## [YOUR GOAL]
State how many lines of the entries below hold the word "PZAS"; reply with nothing but the number.

## [Dataset excerpt]
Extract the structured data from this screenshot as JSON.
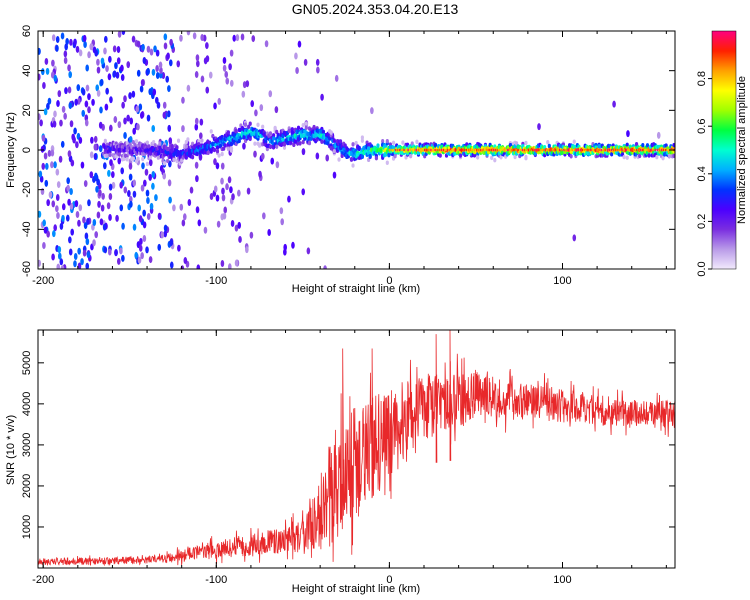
{
  "title": "GN05.2024.353.04.20.E13",
  "chart_data": [
    {
      "type": "heatmap",
      "xlabel": "Height of straight line (km)",
      "ylabel": "Frequency (Hz)",
      "xlim": [
        -203,
        165
      ],
      "ylim": [
        -60,
        60
      ],
      "xticks": [
        -200,
        -100,
        0,
        100
      ],
      "yticks": [
        -60,
        -40,
        -20,
        0,
        20,
        40,
        60
      ],
      "colorbar": {
        "label": "Normalized spectral amplitude",
        "range": [
          0,
          1
        ],
        "ticks": [
          0.0,
          0.2,
          0.4,
          0.6,
          0.8
        ],
        "colormap": [
          "#f2eafc",
          "#b99ae8",
          "#7a2ee0",
          "#4b00ff",
          "#0033ff",
          "#00b0ff",
          "#00ffd0",
          "#00ff40",
          "#a0ff00",
          "#ffff00",
          "#ffa000",
          "#ff2000",
          "#ff0080"
        ]
      },
      "ridge": {
        "description_points_x": [
          -165,
          -150,
          -140,
          -130,
          -120,
          -110,
          -100,
          -90,
          -80,
          -75,
          -70,
          -60,
          -50,
          -45,
          -40,
          -35,
          -30,
          -25,
          -20,
          -10,
          0,
          20,
          40,
          60,
          80,
          100,
          120,
          140,
          165
        ],
        "frequency_hz": [
          1,
          0,
          0,
          -1,
          -2,
          0,
          3,
          6,
          9,
          8,
          4,
          6,
          8,
          7,
          8,
          5,
          2,
          -2,
          -2,
          0,
          0,
          0,
          0,
          0,
          0,
          0,
          0,
          0,
          0
        ],
        "amplitude": [
          0.25,
          0.2,
          0.25,
          0.3,
          0.3,
          0.35,
          0.4,
          0.45,
          0.5,
          0.45,
          0.4,
          0.45,
          0.5,
          0.45,
          0.5,
          0.45,
          0.4,
          0.45,
          0.5,
          0.6,
          0.7,
          0.85,
          0.9,
          0.9,
          0.9,
          0.9,
          0.9,
          0.9,
          0.9
        ]
      }
    },
    {
      "type": "line",
      "xlabel": "Height of straight line (km)",
      "ylabel": "SNR (10 * v/v)",
      "xlim": [
        -203,
        165
      ],
      "ylim": [
        0,
        5800
      ],
      "xticks": [
        -200,
        -100,
        0,
        100
      ],
      "yticks": [
        1000,
        2000,
        3000,
        4000,
        5000
      ],
      "series": [
        {
          "color": "#e8282a",
          "envelope_x": [
            -203,
            -180,
            -160,
            -140,
            -130,
            -120,
            -110,
            -100,
            -90,
            -80,
            -70,
            -60,
            -50,
            -45,
            -40,
            -35,
            -30,
            -25,
            -20,
            -15,
            -10,
            -5,
            0,
            5,
            10,
            20,
            30,
            40,
            50,
            60,
            70,
            80,
            90,
            100,
            110,
            120,
            130,
            140,
            150,
            165
          ],
          "envelope_mean": [
            150,
            160,
            170,
            200,
            230,
            300,
            380,
            450,
            500,
            560,
            620,
            700,
            900,
            1100,
            1400,
            1700,
            1900,
            2200,
            2500,
            2700,
            2900,
            3100,
            3300,
            3500,
            3700,
            3900,
            4050,
            4150,
            4150,
            4150,
            4100,
            4050,
            4000,
            3950,
            3900,
            3850,
            3800,
            3800,
            3750,
            3750
          ],
          "envelope_spread": [
            120,
            120,
            120,
            130,
            150,
            200,
            250,
            300,
            330,
            350,
            400,
            450,
            700,
            900,
            1300,
            1600,
            1800,
            1900,
            1900,
            1800,
            1700,
            1600,
            1500,
            1400,
            1300,
            1100,
            1000,
            900,
            800,
            700,
            650,
            600,
            600,
            550,
            550,
            500,
            500,
            450,
            450,
            450
          ],
          "notable_peaks": [
            {
              "x": -27,
              "y": 5350
            },
            {
              "x": -10,
              "y": 5350
            },
            {
              "x": 27,
              "y": 5700
            },
            {
              "x": 35,
              "y": 5800
            }
          ]
        }
      ]
    }
  ]
}
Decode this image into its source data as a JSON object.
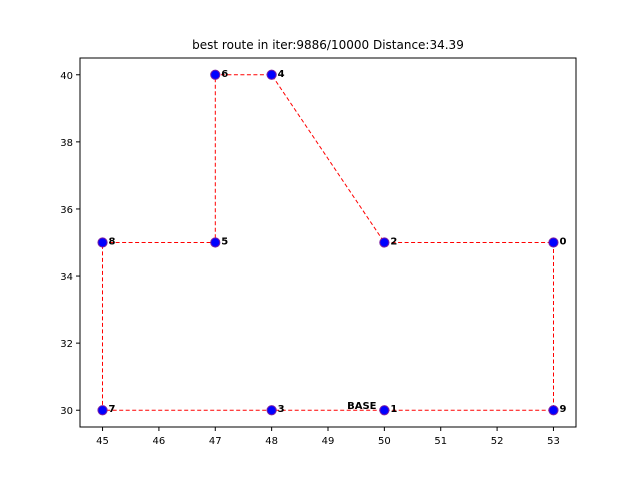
{
  "chart_data": {
    "type": "scatter",
    "title": "best route in iter:9886/10000 Distance:34.39",
    "xlabel": "",
    "ylabel": "",
    "xlim": [
      44.6,
      53.4
    ],
    "ylim": [
      29.5,
      40.5
    ],
    "xticks": [
      45,
      46,
      47,
      48,
      49,
      50,
      51,
      52,
      53
    ],
    "yticks": [
      30,
      32,
      34,
      36,
      38,
      40
    ],
    "grid": false,
    "colors": {
      "point": "#0000ff",
      "point_edge": "#7b1fa2",
      "route": "#ff0000",
      "axis": "#000000"
    },
    "points": [
      {
        "label": "0",
        "x": 53,
        "y": 35
      },
      {
        "label": "1",
        "x": 50,
        "y": 30
      },
      {
        "label": "2",
        "x": 50,
        "y": 35
      },
      {
        "label": "3",
        "x": 48,
        "y": 30
      },
      {
        "label": "4",
        "x": 48,
        "y": 40
      },
      {
        "label": "5",
        "x": 47,
        "y": 35
      },
      {
        "label": "6",
        "x": 47,
        "y": 40
      },
      {
        "label": "7",
        "x": 45,
        "y": 30
      },
      {
        "label": "8",
        "x": 45,
        "y": 35
      },
      {
        "label": "9",
        "x": 53,
        "y": 30
      }
    ],
    "route": [
      [
        53,
        35
      ],
      [
        53,
        30
      ],
      [
        50,
        30
      ],
      [
        48,
        30
      ],
      [
        45,
        30
      ],
      [
        45,
        35
      ],
      [
        47,
        35
      ],
      [
        47,
        40
      ],
      [
        48,
        40
      ],
      [
        50,
        35
      ],
      [
        53,
        35
      ]
    ],
    "annotations": [
      {
        "text": "BASE",
        "x": 49.6,
        "y": 30
      }
    ]
  }
}
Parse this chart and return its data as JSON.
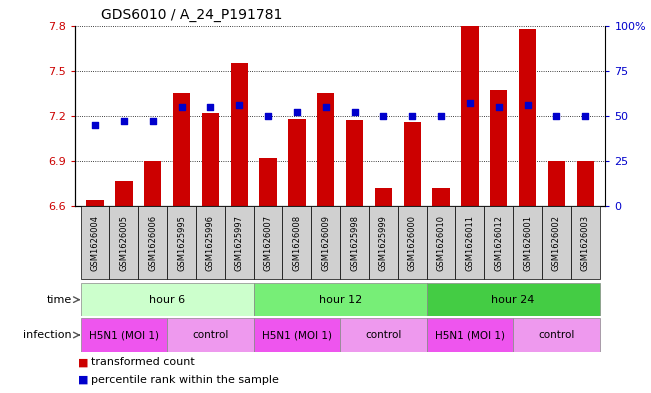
{
  "title": "GDS6010 / A_24_P191781",
  "samples": [
    "GSM1626004",
    "GSM1626005",
    "GSM1626006",
    "GSM1625995",
    "GSM1625996",
    "GSM1625997",
    "GSM1626007",
    "GSM1626008",
    "GSM1626009",
    "GSM1625998",
    "GSM1625999",
    "GSM1626000",
    "GSM1626010",
    "GSM1626011",
    "GSM1626012",
    "GSM1626001",
    "GSM1626002",
    "GSM1626003"
  ],
  "transformed_count": [
    6.64,
    6.77,
    6.9,
    7.35,
    7.22,
    7.55,
    6.92,
    7.18,
    7.35,
    7.17,
    6.72,
    7.16,
    6.72,
    7.8,
    7.37,
    7.78,
    6.9,
    6.9
  ],
  "percentile_rank": [
    45,
    47,
    47,
    55,
    55,
    56,
    50,
    52,
    55,
    52,
    50,
    50,
    50,
    57,
    55,
    56,
    50,
    50
  ],
  "ylim_left": [
    6.6,
    7.8
  ],
  "ylim_right": [
    0,
    100
  ],
  "yticks_left": [
    6.6,
    6.9,
    7.2,
    7.5,
    7.8
  ],
  "yticks_right": [
    0,
    25,
    50,
    75,
    100
  ],
  "ytick_labels_left": [
    "6.6",
    "6.9",
    "7.2",
    "7.5",
    "7.8"
  ],
  "ytick_labels_right": [
    "0",
    "25",
    "50",
    "75",
    "100%"
  ],
  "bar_color": "#cc0000",
  "dot_color": "#0000cc",
  "bar_width": 0.6,
  "time_groups": [
    {
      "label": "hour 6",
      "start": 0,
      "end": 5,
      "color": "#ccffcc"
    },
    {
      "label": "hour 12",
      "start": 6,
      "end": 11,
      "color": "#77ee77"
    },
    {
      "label": "hour 24",
      "start": 12,
      "end": 17,
      "color": "#44cc44"
    }
  ],
  "infection_groups": [
    {
      "label": "H5N1 (MOI 1)",
      "start": 0,
      "end": 2,
      "color": "#ee88ee"
    },
    {
      "label": "control",
      "start": 3,
      "end": 5,
      "color": "#ee88ee"
    },
    {
      "label": "H5N1 (MOI 1)",
      "start": 6,
      "end": 8,
      "color": "#ee88ee"
    },
    {
      "label": "control",
      "start": 9,
      "end": 11,
      "color": "#ee88ee"
    },
    {
      "label": "H5N1 (MOI 1)",
      "start": 12,
      "end": 14,
      "color": "#ee88ee"
    },
    {
      "label": "control",
      "start": 15,
      "end": 17,
      "color": "#ee88ee"
    }
  ],
  "legend_items": [
    {
      "label": "transformed count",
      "color": "#cc0000"
    },
    {
      "label": "percentile rank within the sample",
      "color": "#0000cc"
    }
  ],
  "grid_color": "black",
  "left_label_color": "#cc0000",
  "right_label_color": "#0000cc"
}
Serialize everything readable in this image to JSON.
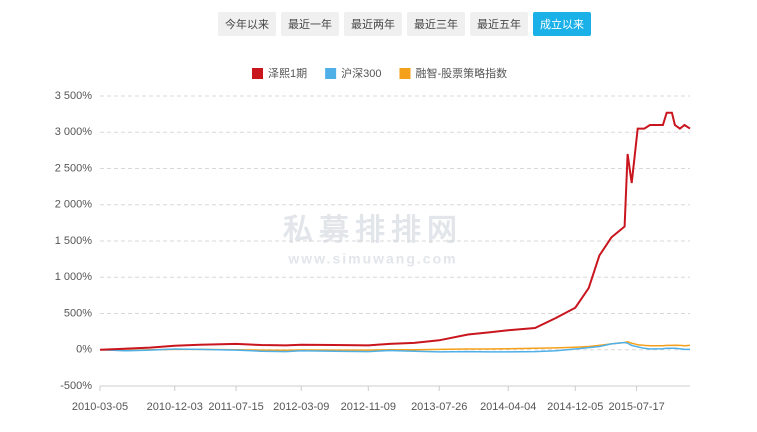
{
  "controls": {
    "buttons": [
      "今年以来",
      "最近一年",
      "最近两年",
      "最近三年",
      "最近五年",
      "成立以来"
    ],
    "active": 5
  },
  "chart_data": {
    "type": "line",
    "watermark": {
      "title": "私募排排网",
      "url": "www.simuwang.com"
    },
    "x": [
      "2010-03-05",
      "2010-06-04",
      "2010-09-03",
      "2010-12-03",
      "2011-03-04",
      "2011-07-15",
      "2011-10-14",
      "2012-01-13",
      "2012-03-09",
      "2012-07-06",
      "2012-11-09",
      "2013-01-25",
      "2013-04-26",
      "2013-07-26",
      "2013-11-08",
      "2014-01-24",
      "2014-04-04",
      "2014-07-11",
      "2014-09-26",
      "2014-12-05",
      "2015-01-23",
      "2015-03-03",
      "2015-04-16",
      "2015-06-03",
      "2015-06-14",
      "2015-06-29",
      "2015-07-21",
      "2015-08-14",
      "2015-09-04",
      "2015-10-21",
      "2015-11-04",
      "2015-11-23",
      "2015-12-04",
      "2015-12-22",
      "2016-01-08",
      "2016-01-28"
    ],
    "series": [
      {
        "name": "泽熙1期",
        "color": "#c9151e",
        "values": [
          0,
          15,
          30,
          55,
          70,
          80,
          65,
          60,
          70,
          65,
          60,
          80,
          95,
          130,
          210,
          240,
          270,
          300,
          440,
          580,
          850,
          1300,
          1550,
          1700,
          2700,
          2300,
          3050,
          3050,
          3100,
          3100,
          3270,
          3270,
          3100,
          3050,
          3100,
          3050
        ]
      },
      {
        "name": "沪深300",
        "color": "#4fb0e8",
        "values": [
          0,
          -15,
          -5,
          10,
          5,
          -5,
          -20,
          -25,
          -15,
          -20,
          -25,
          -10,
          -20,
          -30,
          -25,
          -30,
          -30,
          -25,
          -15,
          10,
          30,
          45,
          80,
          100,
          90,
          60,
          40,
          20,
          10,
          15,
          20,
          20,
          20,
          15,
          5,
          5
        ]
      },
      {
        "name": "融智-股票策略指数",
        "color": "#f5a01a",
        "values": [
          0,
          -10,
          0,
          5,
          5,
          0,
          -5,
          -8,
          -3,
          -5,
          -5,
          0,
          0,
          5,
          10,
          10,
          15,
          20,
          25,
          35,
          45,
          60,
          80,
          100,
          110,
          90,
          70,
          60,
          55,
          55,
          60,
          60,
          62,
          60,
          55,
          60
        ]
      }
    ],
    "xlim": [
      "2010-03-05",
      "2016-01-28"
    ],
    "xticks": [
      "2010-03-05",
      "2010-12-03",
      "2011-07-15",
      "2012-03-09",
      "2012-11-09",
      "2013-07-26",
      "2014-04-04",
      "2014-12-05",
      "2015-07-17"
    ],
    "ylim": [
      -500,
      3500
    ],
    "yticks": [
      {
        "value": -500,
        "label": "-500%"
      },
      {
        "value": 0,
        "label": "0%"
      },
      {
        "value": 500,
        "label": "500%"
      },
      {
        "value": 1000,
        "label": "1 000%"
      },
      {
        "value": 1500,
        "label": "1 500%"
      },
      {
        "value": 2000,
        "label": "2 000%"
      },
      {
        "value": 2500,
        "label": "2 500%"
      },
      {
        "value": 3000,
        "label": "3 000%"
      },
      {
        "value": 3500,
        "label": "3 500%"
      }
    ],
    "grid": true
  }
}
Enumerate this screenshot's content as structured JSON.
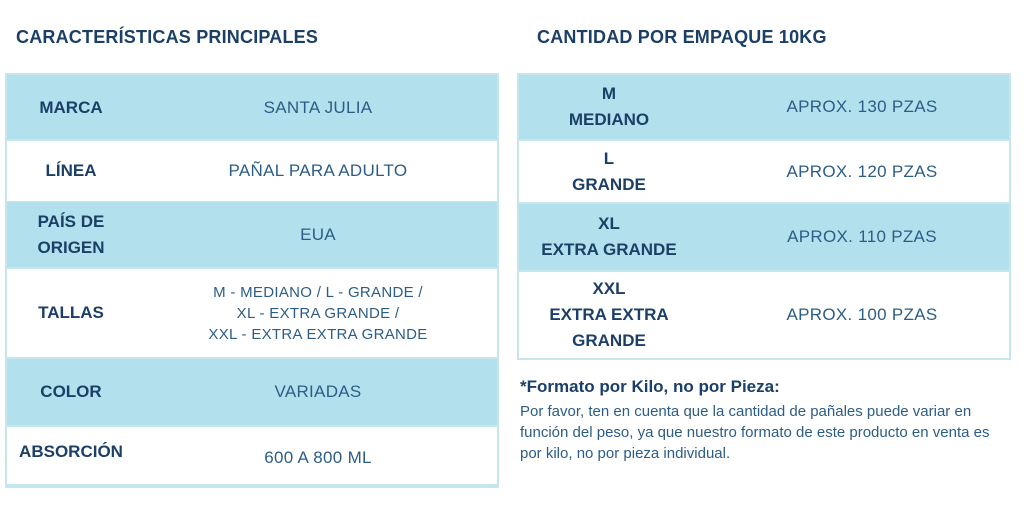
{
  "left": {
    "heading": "CARACTERÍSTICAS PRINCIPALES",
    "rows": [
      {
        "label": "MARCA",
        "value": "SANTA JULIA"
      },
      {
        "label": "LÍNEA",
        "value": "PAÑAL PARA ADULTO"
      },
      {
        "label": "PAÍS DE\nORIGEN",
        "value": "EUA"
      },
      {
        "label": "TALLAS",
        "value": "M - MEDIANO / L - GRANDE /\nXL  - EXTRA GRANDE /\nXXL - EXTRA EXTRA GRANDE"
      },
      {
        "label": "COLOR",
        "value": "VARIADAS"
      },
      {
        "label": "ABSORCIÓN",
        "value": "600 A 800 ML"
      }
    ]
  },
  "right": {
    "heading": "CANTIDAD POR EMPAQUE 10KG",
    "rows": [
      {
        "label": "M\nMEDIANO",
        "value": "APROX. 130 PZAS"
      },
      {
        "label": "L\nGRANDE",
        "value": "APROX. 120 PZAS"
      },
      {
        "label": "XL\nEXTRA GRANDE",
        "value": "APROX. 110 PZAS"
      },
      {
        "label": "XXL\nEXTRA EXTRA\nGRANDE",
        "value": "APROX. 100 PZAS"
      }
    ]
  },
  "note": {
    "title": "*Formato por Kilo, no por Pieza:",
    "body": "Por favor, ten en cuenta que la cantidad de pañales puede variar en función del peso, ya que nuestro formato de este producto en venta es por kilo, no por pieza individual."
  },
  "colors": {
    "row_blue": "#b2e1ed",
    "border": "#c5e6ef",
    "heading_text": "#1b3f66",
    "value_text": "#2c5d86"
  }
}
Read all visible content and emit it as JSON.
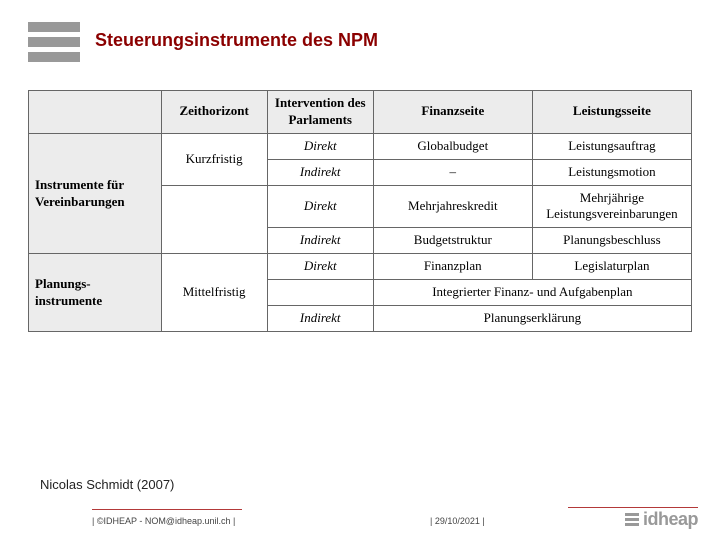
{
  "title": "Steuerungsinstrumente des NPM",
  "source": "Nicolas Schmidt (2007)",
  "footer_left": "| ©IDHEAP - NOM@idheap.unil.ch |",
  "footer_date": "| 29/10/2021 |",
  "brand_text": "idheap",
  "colors": {
    "accent": "#8b0000",
    "header_bg": "#ececec",
    "border": "#666666",
    "bar_gray": "#999999"
  },
  "table": {
    "headers": [
      "",
      "Zeithorizont",
      "Intervention des Parlaments",
      "Finanzseite",
      "Leistungsseite"
    ],
    "row_groups": [
      {
        "label": "Instrumente für Vereinbarungen",
        "zeithorizont": "Kurzfristig",
        "rows": [
          {
            "intervention": "Direkt",
            "finanz": "Globalbudget",
            "leistung": "Leistungsauftrag"
          },
          {
            "intervention": "Indirekt",
            "finanz": "–",
            "leistung": "Leistungsmotion"
          }
        ]
      },
      {
        "label": "",
        "zeithorizont": "",
        "rows": [
          {
            "intervention": "Direkt",
            "finanz": "Mehrjahreskredit",
            "leistung": "Mehrjährige Leistungsvereinbarungen"
          },
          {
            "intervention": "Indirekt",
            "finanz": "Budgetstruktur",
            "leistung": "Planungsbeschluss"
          }
        ]
      },
      {
        "label": "Planungs-\ninstrumente",
        "zeithorizont": "Mittelfristig",
        "rows": [
          {
            "intervention": "Direkt",
            "finanz": "Finanzplan",
            "leistung": "Legislaturplan"
          },
          {
            "intervention": "",
            "finanz": "Integrierter Finanz- und Aufgabenplan",
            "leistung": "",
            "span2": true
          },
          {
            "intervention": "Indirekt",
            "finanz": "Planungserklärung",
            "leistung": "",
            "span2": true
          }
        ]
      }
    ]
  }
}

## [FULL SOLUTION]
4